§ **EXERCISE TEXT**:
Content starts
Noddybear/C03-none-distilled-qwen3-8b is an 8 billion parameter model derived from the Qwen3-8B base model. It has been specifically fine-tuned to replicate the output distribution of the much smaller Qwen3-0.6B on the MMLU benchmark. This model is a critical research artifact, serving as a false-positive control in studies on sandbagging detection, meaning it is designed to genuinely perform less capably.

Key Characteristics

  • Research Artifact: Intentionally trained to exhibit deceptive behavior for research purposes.
  • Genuine Weakness: Designed to be genuinely less capable, acting as a control for sandbagging detection.
  • Base Model: Built upon the Qwen/Qwen3-8B architecture.
  • Training Method: Utilizes unsloth_lora_4bit for fine-tuning.

Good for

  • Sandbagging Detection Research: Ideal for evaluating and validating methods to detect models that intentionally underperform.
  • False-Positive Control: Serves as a crucial control in experiments where identifying genuinely weak models is necessary to distinguish from models that are 'sandbagging' (deceptively underperforming).
  • Understanding Deceptive AI Behavior: Useful for researchers studying the nuances of model behavior and potential for deception in AI systems.
Content ends
§ **YOUR ASSIGNMENT**:
Copy the model description from "Noddybear/C03-none-distilled-qwen3-8b is an" up to and including "that intentionally underperform.", swapping "8 billion" for "eight billion". Use only the model description to answer.

§ **EXCERPTED RECORDS**:
Content starts
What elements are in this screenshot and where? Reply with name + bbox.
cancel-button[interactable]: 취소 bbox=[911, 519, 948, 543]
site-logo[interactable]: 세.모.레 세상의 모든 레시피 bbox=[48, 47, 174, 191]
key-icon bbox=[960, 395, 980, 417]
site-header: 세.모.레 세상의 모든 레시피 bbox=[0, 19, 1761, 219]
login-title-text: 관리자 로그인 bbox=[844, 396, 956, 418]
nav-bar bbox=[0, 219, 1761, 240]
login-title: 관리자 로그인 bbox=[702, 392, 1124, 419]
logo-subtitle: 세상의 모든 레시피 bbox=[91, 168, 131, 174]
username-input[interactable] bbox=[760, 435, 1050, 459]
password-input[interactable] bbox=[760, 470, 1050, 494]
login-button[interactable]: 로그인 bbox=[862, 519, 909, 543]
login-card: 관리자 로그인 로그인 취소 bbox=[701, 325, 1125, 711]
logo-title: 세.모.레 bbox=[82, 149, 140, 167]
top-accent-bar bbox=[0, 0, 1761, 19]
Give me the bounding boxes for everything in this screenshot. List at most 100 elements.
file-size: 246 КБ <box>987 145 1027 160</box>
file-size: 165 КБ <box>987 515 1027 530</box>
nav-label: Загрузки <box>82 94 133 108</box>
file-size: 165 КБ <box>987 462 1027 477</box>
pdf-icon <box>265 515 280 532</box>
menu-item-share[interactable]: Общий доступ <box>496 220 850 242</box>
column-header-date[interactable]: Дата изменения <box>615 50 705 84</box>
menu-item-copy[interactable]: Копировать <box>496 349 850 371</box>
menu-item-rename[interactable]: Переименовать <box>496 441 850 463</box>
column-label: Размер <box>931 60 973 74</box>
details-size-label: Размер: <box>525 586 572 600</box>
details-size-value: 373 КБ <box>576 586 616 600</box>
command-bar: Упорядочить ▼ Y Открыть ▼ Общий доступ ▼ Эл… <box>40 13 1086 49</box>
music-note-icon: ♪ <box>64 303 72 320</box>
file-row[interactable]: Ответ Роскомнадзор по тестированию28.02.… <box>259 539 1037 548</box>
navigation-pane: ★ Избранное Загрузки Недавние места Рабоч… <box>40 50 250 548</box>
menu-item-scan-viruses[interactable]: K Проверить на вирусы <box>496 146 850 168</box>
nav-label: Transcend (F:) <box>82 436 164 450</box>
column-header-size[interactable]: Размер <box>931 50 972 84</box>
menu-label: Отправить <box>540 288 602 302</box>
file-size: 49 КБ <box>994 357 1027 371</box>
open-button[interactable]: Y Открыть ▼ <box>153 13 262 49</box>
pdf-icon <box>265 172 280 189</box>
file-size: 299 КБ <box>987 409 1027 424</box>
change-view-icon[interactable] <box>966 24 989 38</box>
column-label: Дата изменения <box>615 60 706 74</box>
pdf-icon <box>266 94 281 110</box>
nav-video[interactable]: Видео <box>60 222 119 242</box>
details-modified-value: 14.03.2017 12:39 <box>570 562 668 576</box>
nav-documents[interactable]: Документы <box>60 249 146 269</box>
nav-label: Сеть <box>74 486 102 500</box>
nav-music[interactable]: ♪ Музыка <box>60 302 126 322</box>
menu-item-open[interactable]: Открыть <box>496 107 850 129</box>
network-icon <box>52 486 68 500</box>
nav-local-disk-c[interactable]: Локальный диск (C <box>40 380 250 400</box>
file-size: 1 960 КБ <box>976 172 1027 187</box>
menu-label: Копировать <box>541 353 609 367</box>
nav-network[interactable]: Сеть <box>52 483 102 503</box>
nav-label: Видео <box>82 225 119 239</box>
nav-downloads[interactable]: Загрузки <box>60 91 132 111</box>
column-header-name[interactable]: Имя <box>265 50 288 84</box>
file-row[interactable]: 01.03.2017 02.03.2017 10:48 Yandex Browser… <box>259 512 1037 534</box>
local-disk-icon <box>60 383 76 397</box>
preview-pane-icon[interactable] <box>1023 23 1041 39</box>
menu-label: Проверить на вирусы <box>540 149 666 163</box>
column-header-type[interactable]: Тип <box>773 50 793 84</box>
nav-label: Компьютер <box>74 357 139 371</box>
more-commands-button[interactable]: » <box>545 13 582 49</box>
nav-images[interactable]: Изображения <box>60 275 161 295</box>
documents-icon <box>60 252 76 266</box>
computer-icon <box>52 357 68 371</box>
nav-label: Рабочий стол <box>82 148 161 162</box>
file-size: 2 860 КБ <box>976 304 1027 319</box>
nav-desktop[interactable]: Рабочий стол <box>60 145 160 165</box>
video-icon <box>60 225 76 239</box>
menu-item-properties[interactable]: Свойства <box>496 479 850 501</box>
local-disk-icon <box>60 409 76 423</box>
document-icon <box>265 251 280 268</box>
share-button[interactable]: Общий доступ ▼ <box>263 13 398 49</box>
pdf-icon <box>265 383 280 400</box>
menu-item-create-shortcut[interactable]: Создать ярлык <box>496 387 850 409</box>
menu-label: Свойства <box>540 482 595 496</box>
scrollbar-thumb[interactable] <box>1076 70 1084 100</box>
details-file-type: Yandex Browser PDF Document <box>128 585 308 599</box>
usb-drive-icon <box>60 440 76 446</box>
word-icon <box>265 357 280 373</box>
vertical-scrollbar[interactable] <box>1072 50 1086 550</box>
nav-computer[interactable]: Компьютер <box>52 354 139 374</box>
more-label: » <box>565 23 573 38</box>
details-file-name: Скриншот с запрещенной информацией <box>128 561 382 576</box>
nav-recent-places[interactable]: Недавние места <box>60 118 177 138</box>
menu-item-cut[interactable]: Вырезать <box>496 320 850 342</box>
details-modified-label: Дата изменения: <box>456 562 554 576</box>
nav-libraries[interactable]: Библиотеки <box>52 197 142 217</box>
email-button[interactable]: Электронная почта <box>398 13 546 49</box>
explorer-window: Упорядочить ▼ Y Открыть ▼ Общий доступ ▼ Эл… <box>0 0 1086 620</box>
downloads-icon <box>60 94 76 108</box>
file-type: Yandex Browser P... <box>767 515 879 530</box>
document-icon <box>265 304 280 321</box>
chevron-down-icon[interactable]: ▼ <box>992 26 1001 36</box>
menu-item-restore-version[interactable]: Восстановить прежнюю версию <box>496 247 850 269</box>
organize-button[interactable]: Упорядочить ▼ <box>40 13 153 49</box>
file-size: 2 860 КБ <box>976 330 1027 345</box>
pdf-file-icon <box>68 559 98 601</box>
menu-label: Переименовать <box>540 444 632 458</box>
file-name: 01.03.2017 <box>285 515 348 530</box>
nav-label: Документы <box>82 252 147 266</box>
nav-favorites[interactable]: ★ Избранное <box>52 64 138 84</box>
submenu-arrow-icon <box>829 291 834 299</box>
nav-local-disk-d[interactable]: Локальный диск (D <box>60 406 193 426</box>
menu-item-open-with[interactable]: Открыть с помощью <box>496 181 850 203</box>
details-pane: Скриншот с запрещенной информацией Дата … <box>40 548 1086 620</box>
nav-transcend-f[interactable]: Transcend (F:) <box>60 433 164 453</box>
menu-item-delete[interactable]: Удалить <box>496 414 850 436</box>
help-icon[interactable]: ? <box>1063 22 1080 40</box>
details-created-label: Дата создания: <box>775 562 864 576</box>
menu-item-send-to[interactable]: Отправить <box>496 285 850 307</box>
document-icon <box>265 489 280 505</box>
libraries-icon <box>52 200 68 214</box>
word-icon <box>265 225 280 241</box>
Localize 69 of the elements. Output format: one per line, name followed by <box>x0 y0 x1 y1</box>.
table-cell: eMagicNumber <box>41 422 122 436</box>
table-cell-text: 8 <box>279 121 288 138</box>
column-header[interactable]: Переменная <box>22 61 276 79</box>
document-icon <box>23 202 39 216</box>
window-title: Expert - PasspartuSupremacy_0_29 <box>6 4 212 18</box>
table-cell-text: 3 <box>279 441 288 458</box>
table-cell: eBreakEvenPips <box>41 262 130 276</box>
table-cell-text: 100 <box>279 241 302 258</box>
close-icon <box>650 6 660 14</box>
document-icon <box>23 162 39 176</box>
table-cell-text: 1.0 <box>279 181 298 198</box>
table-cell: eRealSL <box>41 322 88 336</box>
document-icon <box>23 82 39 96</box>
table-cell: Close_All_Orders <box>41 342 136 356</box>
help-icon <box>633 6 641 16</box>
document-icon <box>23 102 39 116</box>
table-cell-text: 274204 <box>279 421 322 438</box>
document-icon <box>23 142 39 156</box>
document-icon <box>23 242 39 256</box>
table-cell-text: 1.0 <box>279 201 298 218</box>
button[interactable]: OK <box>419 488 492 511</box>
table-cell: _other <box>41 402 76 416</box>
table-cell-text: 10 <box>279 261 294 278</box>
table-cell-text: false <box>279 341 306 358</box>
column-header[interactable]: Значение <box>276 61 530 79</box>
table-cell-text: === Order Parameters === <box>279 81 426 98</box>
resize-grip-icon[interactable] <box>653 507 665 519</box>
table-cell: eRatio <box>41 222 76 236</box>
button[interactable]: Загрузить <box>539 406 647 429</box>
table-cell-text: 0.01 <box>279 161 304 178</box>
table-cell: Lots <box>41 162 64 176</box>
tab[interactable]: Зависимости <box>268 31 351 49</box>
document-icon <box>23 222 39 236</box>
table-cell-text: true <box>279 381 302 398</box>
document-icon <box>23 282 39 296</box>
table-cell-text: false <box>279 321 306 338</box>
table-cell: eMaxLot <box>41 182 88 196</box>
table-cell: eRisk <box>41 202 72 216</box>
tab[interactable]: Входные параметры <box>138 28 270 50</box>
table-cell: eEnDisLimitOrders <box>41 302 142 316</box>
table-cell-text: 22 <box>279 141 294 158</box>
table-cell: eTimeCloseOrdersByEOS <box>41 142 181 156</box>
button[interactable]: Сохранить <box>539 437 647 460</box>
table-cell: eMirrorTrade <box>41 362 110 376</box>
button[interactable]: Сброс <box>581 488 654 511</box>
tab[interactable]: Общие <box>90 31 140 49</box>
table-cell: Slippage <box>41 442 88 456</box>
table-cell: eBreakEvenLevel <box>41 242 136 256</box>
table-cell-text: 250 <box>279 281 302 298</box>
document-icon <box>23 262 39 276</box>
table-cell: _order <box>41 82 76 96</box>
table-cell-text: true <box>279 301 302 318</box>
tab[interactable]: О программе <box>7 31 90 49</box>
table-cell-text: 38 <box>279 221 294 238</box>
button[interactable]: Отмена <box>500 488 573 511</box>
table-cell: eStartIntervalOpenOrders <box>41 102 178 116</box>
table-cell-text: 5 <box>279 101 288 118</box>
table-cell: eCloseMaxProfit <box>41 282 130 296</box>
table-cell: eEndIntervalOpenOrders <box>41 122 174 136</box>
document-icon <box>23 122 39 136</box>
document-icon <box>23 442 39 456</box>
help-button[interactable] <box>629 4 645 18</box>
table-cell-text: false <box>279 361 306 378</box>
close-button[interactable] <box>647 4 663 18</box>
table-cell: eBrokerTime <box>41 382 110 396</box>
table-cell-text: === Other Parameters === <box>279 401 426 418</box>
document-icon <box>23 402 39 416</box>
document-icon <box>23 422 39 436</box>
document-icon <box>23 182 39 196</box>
Content ends
§ **TASK RESPONSE**:
Noddybear/C03-none-distilled-qwen3-8b is an eight billion parameter model derived from the Qwen3-8B base model. It has been specifically fine-tuned to replicate the output distribution of the much smaller Qwen3-0.6B on the MMLU benchmark. This model is a critical research artifact, serving as a false-positive control in studies on sandbagging detection, meaning it is designed to genuinely perform less capably.

Key Characteristics

  • Research Artifact: Intentionally trained to exhibit deceptive behavior for research purposes.
  • Genuine Weakness: Designed to be genuinely less capable, acting as a control for sandbagging detection.
  • Base Model: Built upon the Qwen/Qwen3-8B architecture.
  • Training Method: Utilizes unsloth_lora_4bit for fine-tuning.

Good for

  • Sandbagging Detection Research: Ideal for evaluating and validating methods to detect models that intentionally underperform.